───── Stored records ─────

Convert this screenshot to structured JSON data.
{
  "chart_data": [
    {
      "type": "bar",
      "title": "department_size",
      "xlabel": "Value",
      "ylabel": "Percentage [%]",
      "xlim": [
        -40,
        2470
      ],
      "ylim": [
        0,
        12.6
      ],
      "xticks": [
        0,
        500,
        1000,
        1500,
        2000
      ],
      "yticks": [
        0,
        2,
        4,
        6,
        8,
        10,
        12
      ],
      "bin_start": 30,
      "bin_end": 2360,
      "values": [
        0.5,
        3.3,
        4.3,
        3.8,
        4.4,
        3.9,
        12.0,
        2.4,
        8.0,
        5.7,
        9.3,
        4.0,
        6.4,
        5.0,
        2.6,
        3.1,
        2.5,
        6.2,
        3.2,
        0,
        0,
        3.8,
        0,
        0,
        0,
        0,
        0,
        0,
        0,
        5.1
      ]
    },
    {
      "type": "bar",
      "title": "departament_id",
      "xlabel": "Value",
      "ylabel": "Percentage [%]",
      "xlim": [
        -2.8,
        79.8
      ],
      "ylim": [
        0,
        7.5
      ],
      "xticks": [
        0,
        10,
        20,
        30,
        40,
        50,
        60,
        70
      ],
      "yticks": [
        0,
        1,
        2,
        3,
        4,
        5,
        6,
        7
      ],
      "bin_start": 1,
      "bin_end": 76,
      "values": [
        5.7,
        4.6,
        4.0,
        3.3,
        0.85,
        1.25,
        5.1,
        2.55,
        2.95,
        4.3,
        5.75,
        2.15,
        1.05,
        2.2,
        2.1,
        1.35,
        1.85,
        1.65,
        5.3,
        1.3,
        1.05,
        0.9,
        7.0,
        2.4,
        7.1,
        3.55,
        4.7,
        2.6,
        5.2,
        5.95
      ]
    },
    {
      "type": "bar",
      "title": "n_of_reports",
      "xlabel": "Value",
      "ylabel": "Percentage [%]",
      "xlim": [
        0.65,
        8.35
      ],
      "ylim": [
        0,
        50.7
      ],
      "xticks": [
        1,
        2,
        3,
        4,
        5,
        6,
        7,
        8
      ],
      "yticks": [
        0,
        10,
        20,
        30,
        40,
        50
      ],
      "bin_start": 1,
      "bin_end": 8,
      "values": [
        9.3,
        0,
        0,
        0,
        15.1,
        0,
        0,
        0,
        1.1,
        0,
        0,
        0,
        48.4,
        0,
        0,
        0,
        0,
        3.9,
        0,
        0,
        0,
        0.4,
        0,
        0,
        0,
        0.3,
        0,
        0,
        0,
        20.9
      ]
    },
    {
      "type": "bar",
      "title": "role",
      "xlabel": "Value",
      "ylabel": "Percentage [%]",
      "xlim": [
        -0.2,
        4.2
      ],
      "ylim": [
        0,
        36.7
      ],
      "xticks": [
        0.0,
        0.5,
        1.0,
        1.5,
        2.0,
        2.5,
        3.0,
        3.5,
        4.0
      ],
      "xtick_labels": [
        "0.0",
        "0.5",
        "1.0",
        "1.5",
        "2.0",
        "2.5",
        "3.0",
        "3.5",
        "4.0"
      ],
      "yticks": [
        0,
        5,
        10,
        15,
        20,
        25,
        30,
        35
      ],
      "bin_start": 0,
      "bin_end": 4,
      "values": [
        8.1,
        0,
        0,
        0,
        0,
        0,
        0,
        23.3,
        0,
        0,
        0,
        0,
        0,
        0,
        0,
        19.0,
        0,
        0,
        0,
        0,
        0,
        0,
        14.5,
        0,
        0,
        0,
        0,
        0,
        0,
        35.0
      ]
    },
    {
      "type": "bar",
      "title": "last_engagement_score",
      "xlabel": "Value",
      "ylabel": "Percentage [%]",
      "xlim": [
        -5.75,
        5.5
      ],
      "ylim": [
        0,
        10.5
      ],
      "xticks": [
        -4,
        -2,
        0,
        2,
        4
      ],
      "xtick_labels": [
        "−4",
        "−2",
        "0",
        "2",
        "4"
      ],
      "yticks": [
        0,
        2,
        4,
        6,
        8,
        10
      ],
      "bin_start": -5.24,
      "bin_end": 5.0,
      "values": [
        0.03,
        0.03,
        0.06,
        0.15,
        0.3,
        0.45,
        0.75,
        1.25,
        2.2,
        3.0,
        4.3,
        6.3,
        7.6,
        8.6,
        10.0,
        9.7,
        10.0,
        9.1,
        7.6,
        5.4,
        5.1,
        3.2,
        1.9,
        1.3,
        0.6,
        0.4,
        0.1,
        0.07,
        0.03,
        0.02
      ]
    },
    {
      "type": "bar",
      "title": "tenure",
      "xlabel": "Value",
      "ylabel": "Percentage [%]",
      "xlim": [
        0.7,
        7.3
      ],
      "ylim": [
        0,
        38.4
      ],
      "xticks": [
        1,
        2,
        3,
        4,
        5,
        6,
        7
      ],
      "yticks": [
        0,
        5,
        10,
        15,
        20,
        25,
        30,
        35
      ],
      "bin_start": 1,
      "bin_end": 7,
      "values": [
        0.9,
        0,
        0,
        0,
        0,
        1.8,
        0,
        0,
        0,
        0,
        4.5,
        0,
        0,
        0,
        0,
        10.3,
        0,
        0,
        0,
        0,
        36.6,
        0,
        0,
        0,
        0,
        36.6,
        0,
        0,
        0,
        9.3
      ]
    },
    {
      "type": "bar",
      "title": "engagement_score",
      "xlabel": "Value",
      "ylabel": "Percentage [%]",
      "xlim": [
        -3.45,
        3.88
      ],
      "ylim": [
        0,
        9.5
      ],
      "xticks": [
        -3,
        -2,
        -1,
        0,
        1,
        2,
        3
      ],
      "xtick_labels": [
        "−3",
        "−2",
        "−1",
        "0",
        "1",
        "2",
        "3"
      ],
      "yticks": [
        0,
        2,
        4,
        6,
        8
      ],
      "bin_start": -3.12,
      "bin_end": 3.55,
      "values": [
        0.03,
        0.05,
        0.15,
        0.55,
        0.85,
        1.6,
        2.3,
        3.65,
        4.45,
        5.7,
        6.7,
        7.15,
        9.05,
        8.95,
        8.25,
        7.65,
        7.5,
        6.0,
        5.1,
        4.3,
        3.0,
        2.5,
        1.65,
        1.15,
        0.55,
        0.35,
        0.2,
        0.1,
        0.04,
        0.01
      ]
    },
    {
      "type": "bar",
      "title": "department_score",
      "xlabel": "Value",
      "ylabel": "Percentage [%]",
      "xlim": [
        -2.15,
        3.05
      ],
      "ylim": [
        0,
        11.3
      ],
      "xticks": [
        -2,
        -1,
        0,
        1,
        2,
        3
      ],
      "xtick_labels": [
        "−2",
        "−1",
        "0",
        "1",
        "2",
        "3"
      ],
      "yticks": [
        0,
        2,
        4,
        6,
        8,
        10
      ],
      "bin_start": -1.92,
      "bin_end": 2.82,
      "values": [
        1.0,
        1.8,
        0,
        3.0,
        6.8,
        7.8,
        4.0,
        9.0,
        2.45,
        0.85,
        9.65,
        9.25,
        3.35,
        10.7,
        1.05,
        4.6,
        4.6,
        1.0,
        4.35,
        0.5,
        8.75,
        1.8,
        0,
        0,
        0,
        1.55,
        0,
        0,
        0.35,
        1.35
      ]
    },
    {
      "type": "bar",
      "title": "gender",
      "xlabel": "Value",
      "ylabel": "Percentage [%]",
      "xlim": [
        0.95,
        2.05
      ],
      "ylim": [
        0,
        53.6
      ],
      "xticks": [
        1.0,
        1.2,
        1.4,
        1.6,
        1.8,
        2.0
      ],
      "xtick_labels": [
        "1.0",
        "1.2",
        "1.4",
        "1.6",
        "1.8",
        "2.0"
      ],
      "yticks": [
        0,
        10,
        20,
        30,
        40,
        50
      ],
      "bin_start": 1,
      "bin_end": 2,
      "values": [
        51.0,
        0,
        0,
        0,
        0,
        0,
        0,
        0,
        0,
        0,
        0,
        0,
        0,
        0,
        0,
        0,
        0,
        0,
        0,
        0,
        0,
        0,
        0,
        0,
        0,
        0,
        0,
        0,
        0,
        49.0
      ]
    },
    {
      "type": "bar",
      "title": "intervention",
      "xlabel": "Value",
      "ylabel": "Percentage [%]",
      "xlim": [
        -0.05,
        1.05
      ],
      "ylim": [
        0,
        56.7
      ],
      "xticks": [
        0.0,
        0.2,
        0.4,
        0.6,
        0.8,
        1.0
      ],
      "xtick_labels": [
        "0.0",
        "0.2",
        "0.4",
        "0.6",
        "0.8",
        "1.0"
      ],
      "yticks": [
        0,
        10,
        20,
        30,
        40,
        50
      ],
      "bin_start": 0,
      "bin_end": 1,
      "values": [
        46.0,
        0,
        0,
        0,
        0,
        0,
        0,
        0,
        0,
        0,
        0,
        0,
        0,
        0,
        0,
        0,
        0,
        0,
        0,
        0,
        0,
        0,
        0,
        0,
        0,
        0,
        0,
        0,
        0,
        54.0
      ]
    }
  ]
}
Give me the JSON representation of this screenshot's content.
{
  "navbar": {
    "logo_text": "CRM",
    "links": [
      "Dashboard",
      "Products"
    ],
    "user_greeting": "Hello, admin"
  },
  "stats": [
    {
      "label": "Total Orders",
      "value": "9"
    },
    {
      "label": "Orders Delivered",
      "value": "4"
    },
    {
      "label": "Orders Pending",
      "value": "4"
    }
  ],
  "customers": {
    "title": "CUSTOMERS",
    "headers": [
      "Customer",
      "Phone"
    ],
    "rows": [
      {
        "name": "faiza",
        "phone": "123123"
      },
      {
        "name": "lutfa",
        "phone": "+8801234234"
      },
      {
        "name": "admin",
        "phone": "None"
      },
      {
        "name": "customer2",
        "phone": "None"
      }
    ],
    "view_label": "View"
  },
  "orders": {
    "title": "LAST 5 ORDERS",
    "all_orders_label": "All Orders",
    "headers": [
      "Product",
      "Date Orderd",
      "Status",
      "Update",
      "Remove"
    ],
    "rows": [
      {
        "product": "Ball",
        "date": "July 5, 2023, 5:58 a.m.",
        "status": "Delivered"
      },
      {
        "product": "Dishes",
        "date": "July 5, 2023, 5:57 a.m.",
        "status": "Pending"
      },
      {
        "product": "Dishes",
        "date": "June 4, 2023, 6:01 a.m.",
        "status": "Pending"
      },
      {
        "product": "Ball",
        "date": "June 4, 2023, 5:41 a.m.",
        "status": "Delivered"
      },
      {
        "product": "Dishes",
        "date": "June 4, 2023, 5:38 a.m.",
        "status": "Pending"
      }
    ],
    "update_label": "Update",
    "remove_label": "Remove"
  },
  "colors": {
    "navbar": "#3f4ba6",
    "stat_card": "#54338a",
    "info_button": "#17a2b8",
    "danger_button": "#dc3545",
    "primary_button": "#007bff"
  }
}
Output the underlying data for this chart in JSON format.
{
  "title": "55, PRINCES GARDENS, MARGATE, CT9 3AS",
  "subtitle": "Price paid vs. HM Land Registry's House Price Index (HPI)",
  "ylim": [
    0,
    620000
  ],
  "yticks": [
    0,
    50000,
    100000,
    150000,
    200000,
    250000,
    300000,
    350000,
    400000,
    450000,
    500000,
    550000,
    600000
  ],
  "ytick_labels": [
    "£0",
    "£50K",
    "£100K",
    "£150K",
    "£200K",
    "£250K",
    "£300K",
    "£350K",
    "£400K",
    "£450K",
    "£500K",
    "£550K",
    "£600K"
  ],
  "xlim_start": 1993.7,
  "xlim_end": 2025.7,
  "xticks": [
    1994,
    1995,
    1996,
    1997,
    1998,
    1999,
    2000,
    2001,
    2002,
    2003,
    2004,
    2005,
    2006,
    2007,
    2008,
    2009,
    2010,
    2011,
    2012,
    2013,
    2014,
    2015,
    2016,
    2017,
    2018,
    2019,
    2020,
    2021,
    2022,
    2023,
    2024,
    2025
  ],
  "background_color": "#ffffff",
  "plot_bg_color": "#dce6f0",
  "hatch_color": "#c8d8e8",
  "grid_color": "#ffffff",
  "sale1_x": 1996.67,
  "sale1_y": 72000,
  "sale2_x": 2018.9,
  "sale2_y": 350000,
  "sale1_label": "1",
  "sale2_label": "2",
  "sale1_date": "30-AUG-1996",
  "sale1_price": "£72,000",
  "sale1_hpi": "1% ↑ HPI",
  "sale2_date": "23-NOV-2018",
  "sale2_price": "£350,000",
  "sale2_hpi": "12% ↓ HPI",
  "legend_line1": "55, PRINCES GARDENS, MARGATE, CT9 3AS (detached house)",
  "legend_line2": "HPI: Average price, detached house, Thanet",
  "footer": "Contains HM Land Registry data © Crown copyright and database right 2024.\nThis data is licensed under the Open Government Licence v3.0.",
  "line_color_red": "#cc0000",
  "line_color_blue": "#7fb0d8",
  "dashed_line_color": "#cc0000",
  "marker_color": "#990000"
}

─────

Find the word "name" in the data and show each line that holds it.

        "name": "faiza",
        "name": "lutfa",
        "name": "admin",
        "name": "customer2",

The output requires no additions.